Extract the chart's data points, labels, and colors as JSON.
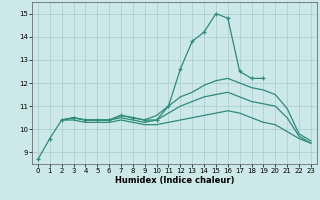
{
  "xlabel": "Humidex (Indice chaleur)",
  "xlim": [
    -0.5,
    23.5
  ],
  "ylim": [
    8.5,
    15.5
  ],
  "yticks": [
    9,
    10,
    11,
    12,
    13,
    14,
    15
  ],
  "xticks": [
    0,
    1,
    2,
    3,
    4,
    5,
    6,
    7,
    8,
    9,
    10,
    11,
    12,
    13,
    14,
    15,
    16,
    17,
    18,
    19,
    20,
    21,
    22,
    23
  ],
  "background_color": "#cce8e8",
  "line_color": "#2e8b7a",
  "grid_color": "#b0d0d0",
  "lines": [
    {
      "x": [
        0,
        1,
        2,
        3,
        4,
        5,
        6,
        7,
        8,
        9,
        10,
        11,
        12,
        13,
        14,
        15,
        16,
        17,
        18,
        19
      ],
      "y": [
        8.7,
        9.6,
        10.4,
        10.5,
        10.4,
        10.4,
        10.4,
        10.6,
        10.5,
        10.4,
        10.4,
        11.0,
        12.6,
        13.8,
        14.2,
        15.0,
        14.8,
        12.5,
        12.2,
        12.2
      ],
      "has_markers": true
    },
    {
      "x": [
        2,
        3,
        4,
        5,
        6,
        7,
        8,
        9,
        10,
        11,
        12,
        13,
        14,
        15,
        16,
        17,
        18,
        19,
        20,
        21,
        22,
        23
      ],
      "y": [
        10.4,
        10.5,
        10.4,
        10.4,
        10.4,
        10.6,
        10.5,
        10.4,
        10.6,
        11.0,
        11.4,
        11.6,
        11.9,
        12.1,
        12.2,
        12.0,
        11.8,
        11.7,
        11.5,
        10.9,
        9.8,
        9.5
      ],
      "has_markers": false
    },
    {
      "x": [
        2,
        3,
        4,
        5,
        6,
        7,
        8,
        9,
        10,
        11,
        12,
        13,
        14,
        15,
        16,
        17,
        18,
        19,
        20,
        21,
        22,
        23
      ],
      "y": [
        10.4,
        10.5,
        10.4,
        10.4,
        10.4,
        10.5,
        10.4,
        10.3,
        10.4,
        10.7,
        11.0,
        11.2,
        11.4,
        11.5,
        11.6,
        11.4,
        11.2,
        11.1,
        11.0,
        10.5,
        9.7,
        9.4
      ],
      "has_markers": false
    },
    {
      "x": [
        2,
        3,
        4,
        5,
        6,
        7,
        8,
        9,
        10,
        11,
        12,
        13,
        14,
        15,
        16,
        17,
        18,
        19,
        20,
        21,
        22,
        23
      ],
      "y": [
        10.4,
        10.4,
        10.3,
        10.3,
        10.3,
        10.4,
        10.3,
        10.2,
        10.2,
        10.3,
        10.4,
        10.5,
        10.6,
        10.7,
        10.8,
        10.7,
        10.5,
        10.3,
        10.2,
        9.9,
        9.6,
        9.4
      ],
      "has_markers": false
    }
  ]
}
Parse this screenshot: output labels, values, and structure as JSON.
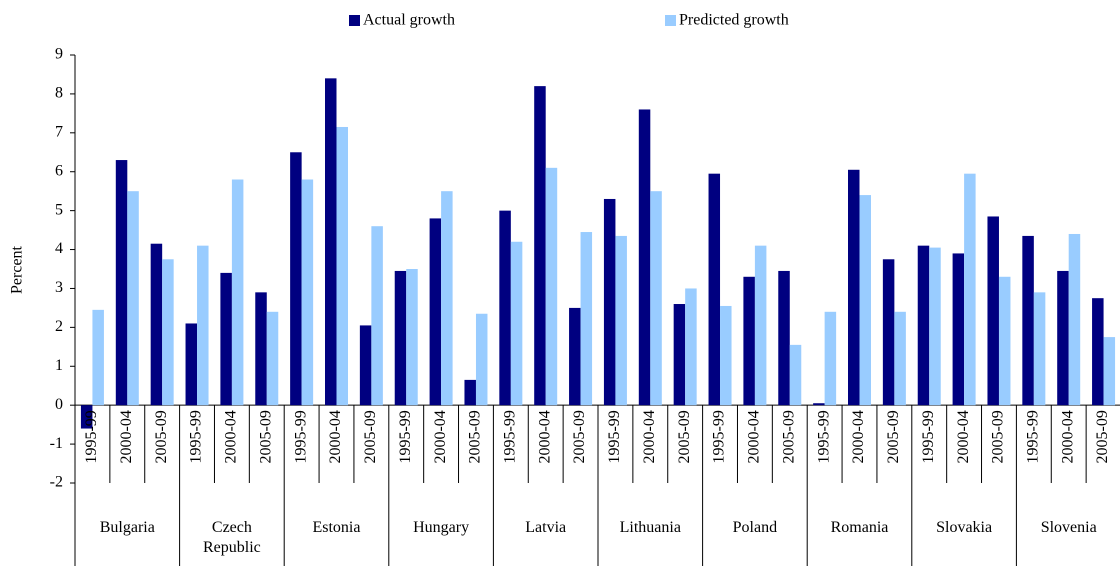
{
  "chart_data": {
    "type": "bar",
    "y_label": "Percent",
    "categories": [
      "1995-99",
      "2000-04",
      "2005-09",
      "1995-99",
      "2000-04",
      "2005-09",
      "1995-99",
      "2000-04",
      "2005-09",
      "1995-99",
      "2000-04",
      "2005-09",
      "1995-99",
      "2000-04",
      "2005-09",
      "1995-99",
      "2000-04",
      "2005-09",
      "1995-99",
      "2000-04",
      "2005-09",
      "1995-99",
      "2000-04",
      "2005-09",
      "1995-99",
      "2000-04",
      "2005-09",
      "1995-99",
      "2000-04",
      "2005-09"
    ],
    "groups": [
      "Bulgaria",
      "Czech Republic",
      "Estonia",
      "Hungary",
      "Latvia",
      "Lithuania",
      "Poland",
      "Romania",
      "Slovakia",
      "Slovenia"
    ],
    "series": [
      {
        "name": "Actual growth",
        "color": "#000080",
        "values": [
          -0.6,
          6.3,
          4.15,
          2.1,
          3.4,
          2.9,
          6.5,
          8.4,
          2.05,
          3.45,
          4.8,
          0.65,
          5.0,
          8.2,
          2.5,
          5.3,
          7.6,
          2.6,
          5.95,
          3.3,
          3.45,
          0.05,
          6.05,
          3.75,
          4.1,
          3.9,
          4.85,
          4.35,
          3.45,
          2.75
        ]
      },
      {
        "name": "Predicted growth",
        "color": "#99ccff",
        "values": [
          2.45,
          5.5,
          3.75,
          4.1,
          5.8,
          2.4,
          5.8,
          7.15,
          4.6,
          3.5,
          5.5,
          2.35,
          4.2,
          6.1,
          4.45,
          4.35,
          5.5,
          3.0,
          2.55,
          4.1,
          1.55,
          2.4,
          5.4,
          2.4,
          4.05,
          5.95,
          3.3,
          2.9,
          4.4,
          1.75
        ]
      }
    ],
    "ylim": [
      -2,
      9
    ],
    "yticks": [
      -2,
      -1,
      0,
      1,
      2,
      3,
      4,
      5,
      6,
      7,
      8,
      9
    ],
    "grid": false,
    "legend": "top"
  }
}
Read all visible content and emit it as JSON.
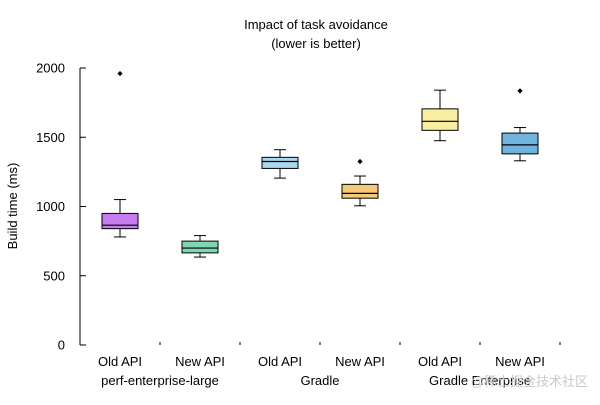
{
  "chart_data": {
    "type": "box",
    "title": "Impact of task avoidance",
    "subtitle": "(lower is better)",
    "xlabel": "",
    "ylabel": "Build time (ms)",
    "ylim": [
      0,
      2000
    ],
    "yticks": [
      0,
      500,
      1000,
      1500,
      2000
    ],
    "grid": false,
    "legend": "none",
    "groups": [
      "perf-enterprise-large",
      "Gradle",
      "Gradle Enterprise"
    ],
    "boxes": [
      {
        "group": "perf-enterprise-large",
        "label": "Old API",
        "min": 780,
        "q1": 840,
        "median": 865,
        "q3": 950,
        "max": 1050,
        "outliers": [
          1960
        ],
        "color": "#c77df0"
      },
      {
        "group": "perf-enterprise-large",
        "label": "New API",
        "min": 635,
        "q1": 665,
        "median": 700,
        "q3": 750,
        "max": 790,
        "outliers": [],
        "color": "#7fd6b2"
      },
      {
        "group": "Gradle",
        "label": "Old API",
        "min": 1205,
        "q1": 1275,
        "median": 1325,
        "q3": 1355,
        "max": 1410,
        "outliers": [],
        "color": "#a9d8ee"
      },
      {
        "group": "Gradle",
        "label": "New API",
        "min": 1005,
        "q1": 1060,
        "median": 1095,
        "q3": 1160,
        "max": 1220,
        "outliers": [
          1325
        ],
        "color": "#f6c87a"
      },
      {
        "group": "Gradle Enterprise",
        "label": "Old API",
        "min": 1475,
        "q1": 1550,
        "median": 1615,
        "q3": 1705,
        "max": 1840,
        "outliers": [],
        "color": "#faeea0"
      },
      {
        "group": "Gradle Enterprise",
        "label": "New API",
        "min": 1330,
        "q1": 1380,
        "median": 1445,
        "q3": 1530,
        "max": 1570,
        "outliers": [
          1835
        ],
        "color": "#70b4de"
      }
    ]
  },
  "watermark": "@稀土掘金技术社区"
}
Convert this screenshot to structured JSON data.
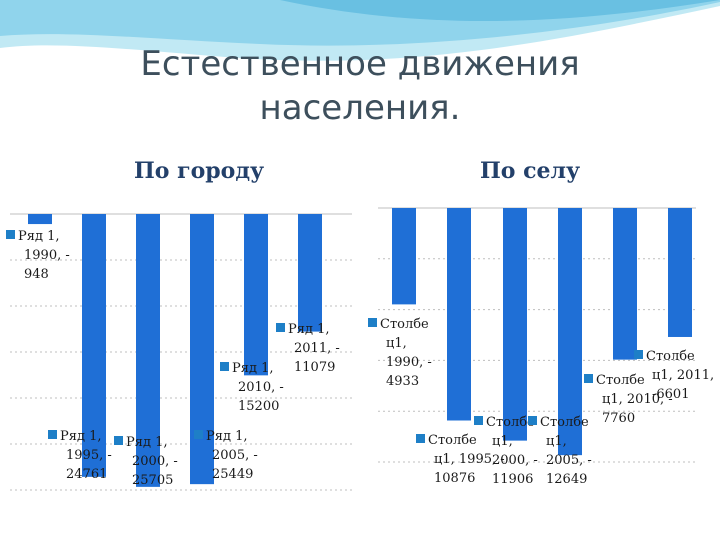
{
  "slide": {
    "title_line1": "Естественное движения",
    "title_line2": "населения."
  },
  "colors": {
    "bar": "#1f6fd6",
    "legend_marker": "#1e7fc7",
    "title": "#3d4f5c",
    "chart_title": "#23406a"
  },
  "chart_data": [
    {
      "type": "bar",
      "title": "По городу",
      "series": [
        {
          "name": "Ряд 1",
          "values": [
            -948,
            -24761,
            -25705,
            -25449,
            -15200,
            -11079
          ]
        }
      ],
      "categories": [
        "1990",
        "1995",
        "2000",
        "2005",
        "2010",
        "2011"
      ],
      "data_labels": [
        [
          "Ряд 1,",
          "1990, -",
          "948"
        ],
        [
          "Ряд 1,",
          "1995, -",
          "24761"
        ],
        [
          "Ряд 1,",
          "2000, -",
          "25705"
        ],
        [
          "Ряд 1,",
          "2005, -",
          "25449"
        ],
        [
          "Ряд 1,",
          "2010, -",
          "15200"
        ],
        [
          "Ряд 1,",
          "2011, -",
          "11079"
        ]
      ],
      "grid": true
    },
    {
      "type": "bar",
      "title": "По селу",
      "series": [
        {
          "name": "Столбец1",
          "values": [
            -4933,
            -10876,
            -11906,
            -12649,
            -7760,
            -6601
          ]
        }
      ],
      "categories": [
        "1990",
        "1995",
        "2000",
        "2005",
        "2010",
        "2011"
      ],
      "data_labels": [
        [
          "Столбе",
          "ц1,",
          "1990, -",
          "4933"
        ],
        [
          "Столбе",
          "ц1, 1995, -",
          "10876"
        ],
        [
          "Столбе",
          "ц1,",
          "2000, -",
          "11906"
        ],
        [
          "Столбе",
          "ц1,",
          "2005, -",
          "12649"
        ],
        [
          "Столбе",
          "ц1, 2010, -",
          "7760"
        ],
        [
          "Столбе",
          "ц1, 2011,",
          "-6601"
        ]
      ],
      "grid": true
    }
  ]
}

- - - - - - -

→ **Task objective**: Say how many lines of the data include the word "median". Nothing other than the number should be given.

→ **Complete answer**: 6